### Stored items
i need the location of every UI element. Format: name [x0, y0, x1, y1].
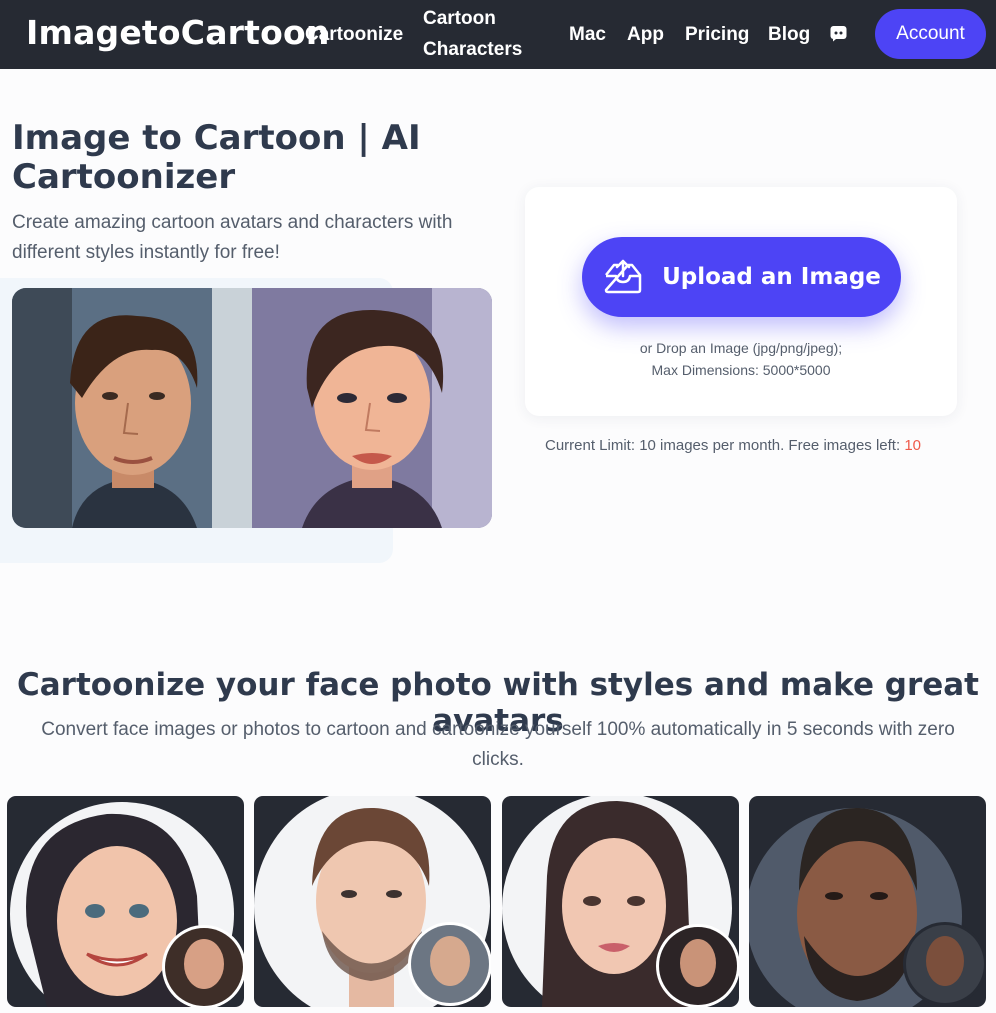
upload-button-label: Upload an Image: [662, 264, 881, 290]
upload-instructions: or Drop an Image (jpg/png/jpeg); Max Dim…: [525, 337, 957, 381]
account-button[interactable]: Account: [875, 9, 986, 59]
section-subtitle: Convert face images or photos to cartoon…: [41, 719, 955, 770]
hero-subtitle: Create amazing cartoon avatars and chara…: [12, 212, 453, 263]
usage-limit-text: Current Limit: 10 images per month. Free…: [545, 437, 921, 454]
free-images-left-count: 10: [904, 437, 921, 454]
nav-mac[interactable]: Mac: [569, 24, 606, 46]
upload-note-format: or Drop an Image (jpg/png/jpeg);: [639, 340, 843, 356]
usage-limit-label: Current Limit: 10 images per month. Free…: [545, 437, 905, 454]
upload-card[interactable]: Upload an Image or Drop an Image (jpg/pn…: [525, 187, 957, 416]
nav-cartoonize[interactable]: Cartoonize: [305, 24, 403, 46]
site-logo[interactable]: ImagetoCartoon: [26, 13, 330, 52]
before-after-hero-image: [12, 288, 492, 528]
example-card-2: [254, 796, 491, 1007]
nav-blog[interactable]: Blog: [768, 24, 810, 46]
nav-app[interactable]: App: [627, 24, 664, 46]
example-card-1: [7, 796, 244, 1007]
nav-pricing[interactable]: Pricing: [685, 24, 749, 46]
nav-cartoon-characters-line1: Cartoon: [423, 8, 496, 29]
discord-icon[interactable]: [830, 25, 847, 42]
hero-title: Image to Cartoon | AI Cartoonizer: [12, 118, 421, 197]
upload-note-dimensions: Max Dimensions: 5000*5000: [651, 362, 831, 378]
example-card-4: [749, 796, 986, 1007]
top-navbar: ImagetoCartoon Cartoonize Cartoon Charac…: [0, 0, 996, 69]
nav-cartoon-characters-line2: Characters: [423, 39, 523, 60]
nav-cartoon-characters[interactable]: Cartoon Characters: [423, 3, 522, 65]
upload-image-button[interactable]: Upload an Image: [582, 237, 901, 317]
upload-tray-icon: [604, 259, 642, 294]
example-card-3: [502, 796, 739, 1007]
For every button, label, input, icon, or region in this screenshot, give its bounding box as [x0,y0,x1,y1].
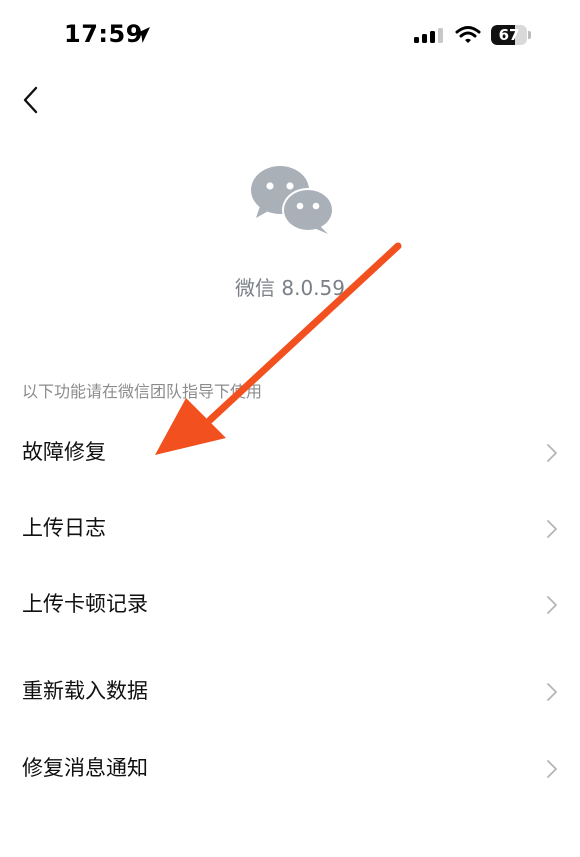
chevron-right-icon [547,520,557,538]
menu-item-reload-data[interactable]: 重新载入数据 [0,661,580,721]
menu-item-label: 重新载入数据 [22,679,148,703]
back-button[interactable] [14,82,50,118]
menu-item-label: 修复消息通知 [22,756,148,780]
chevron-left-icon [23,86,38,114]
battery-level: 67 [498,26,520,44]
menu-item-label: 上传日志 [22,516,106,540]
menu-item-label: 故障修复 [22,440,106,464]
menu-item-upload-lag-records[interactable]: 上传卡顿记录 [0,574,580,634]
chevron-right-icon [547,683,557,701]
chevron-right-icon [547,444,557,462]
chevron-right-icon [547,596,557,614]
section-hint: 以下功能请在微信团队指导下使用 [22,382,263,401]
menu-item-upload-logs[interactable]: 上传日志 [0,498,580,558]
menu-item-label: 上传卡顿记录 [22,592,148,616]
location-arrow-icon [134,27,150,43]
app-version: 微信 8.0.59 [235,276,345,300]
menu-item-fault-repair[interactable]: 故障修复 [0,422,580,482]
menu-item-repair-notifications[interactable]: 修复消息通知 [0,738,580,798]
wechat-logo-icon [251,166,334,234]
chevron-right-icon [547,760,557,778]
battery-icon: 67 [491,25,531,45]
wifi-icon [455,26,481,43]
cellular-signal-icon [414,28,443,43]
status-bar: 17:59 67 [0,0,580,72]
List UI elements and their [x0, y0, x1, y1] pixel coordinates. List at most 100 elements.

### The exercise
Swap "UI" for "interface" throughout all of the items above and give them again with every other word unchanged. Leave the pictures out.

### Response
i need the location of every interface element. Format: name [x0, y0, x1, y1].
upload-button-label: Upload an Image: [662, 264, 881, 290]
upload-instructions: or Drop an Image (jpg/png/jpeg); Max Dim…: [525, 337, 957, 381]
account-button[interactable]: Account: [875, 9, 986, 59]
section-subtitle: Convert face images or photos to cartoon…: [41, 719, 955, 770]
hero-subtitle: Create amazing cartoon avatars and chara…: [12, 212, 453, 263]
usage-limit-text: Current Limit: 10 images per month. Free…: [545, 437, 921, 454]
free-images-left-count: 10: [904, 437, 921, 454]
nav-mac[interactable]: Mac: [569, 24, 606, 46]
upload-note-format: or Drop an Image (jpg/png/jpeg);: [639, 340, 843, 356]
usage-limit-label: Current Limit: 10 images per month. Free…: [545, 437, 905, 454]
upload-card[interactable]: Upload an Image or Drop an Image (jpg/pn…: [525, 187, 957, 416]
nav-cartoonize[interactable]: Cartoonize: [305, 24, 403, 46]
site-logo[interactable]: ImagetoCartoon: [26, 13, 330, 52]
before-after-hero-image: [12, 288, 492, 528]
example-card-2: [254, 796, 491, 1007]
nav-blog[interactable]: Blog: [768, 24, 810, 46]
nav-app[interactable]: App: [627, 24, 664, 46]
example-card-1: [7, 796, 244, 1007]
nav-pricing[interactable]: Pricing: [685, 24, 749, 46]
nav-cartoon-characters-line1: Cartoon: [423, 8, 496, 29]
discord-icon[interactable]: [830, 25, 847, 42]
hero-title: Image to Cartoon | AI Cartoonizer: [12, 118, 421, 197]
upload-note-dimensions: Max Dimensions: 5000*5000: [651, 362, 831, 378]
example-card-4: [749, 796, 986, 1007]
top-navbar: ImagetoCartoon Cartoonize Cartoon Charac…: [0, 0, 996, 69]
nav-cartoon-characters-line2: Characters: [423, 39, 523, 60]
nav-cartoon-characters[interactable]: Cartoon Characters: [423, 3, 522, 65]
upload-image-button[interactable]: Upload an Image: [582, 237, 901, 317]
upload-tray-icon: [604, 259, 642, 294]
example-card-3: [502, 796, 739, 1007]
For every button, label, input, icon, or region in this screenshot, give its bounding box as [x0,y0,x1,y1].
chevron-right-icon [547,520,557,538]
menu-item-reload-data[interactable]: 重新载入数据 [0,661,580,721]
menu-item-label: 重新载入数据 [22,679,148,703]
back-button[interactable] [14,82,50,118]
menu-item-label: 修复消息通知 [22,756,148,780]
chevron-left-icon [23,86,38,114]
battery-level: 67 [498,26,520,44]
menu-item-label: 上传日志 [22,516,106,540]
menu-item-label: 故障修复 [22,440,106,464]
menu-item-upload-lag-records[interactable]: 上传卡顿记录 [0,574,580,634]
chevron-right-icon [547,683,557,701]
chevron-right-icon [547,444,557,462]
chevron-right-icon [547,596,557,614]
section-hint: 以下功能请在微信团队指导下使用 [22,382,263,401]
menu-item-upload-logs[interactable]: 上传日志 [0,498,580,558]
menu-item-label: 上传卡顿记录 [22,592,148,616]
location-arrow-icon [134,27,150,43]
app-version: 微信 8.0.59 [235,276,345,300]
menu-item-fault-repair[interactable]: 故障修复 [0,422,580,482]
menu-item-repair-notifications[interactable]: 修复消息通知 [0,738,580,798]
wechat-logo-icon [251,166,334,234]
chevron-right-icon [547,760,557,778]
battery-icon: 67 [491,25,531,45]
wifi-icon [455,26,481,43]
cellular-signal-icon [414,28,443,43]
status-bar: 17:59 67 [0,0,580,72]
List interface elements and their [x0, y0, x1, y1] pixel coordinates. List at most 100 elements.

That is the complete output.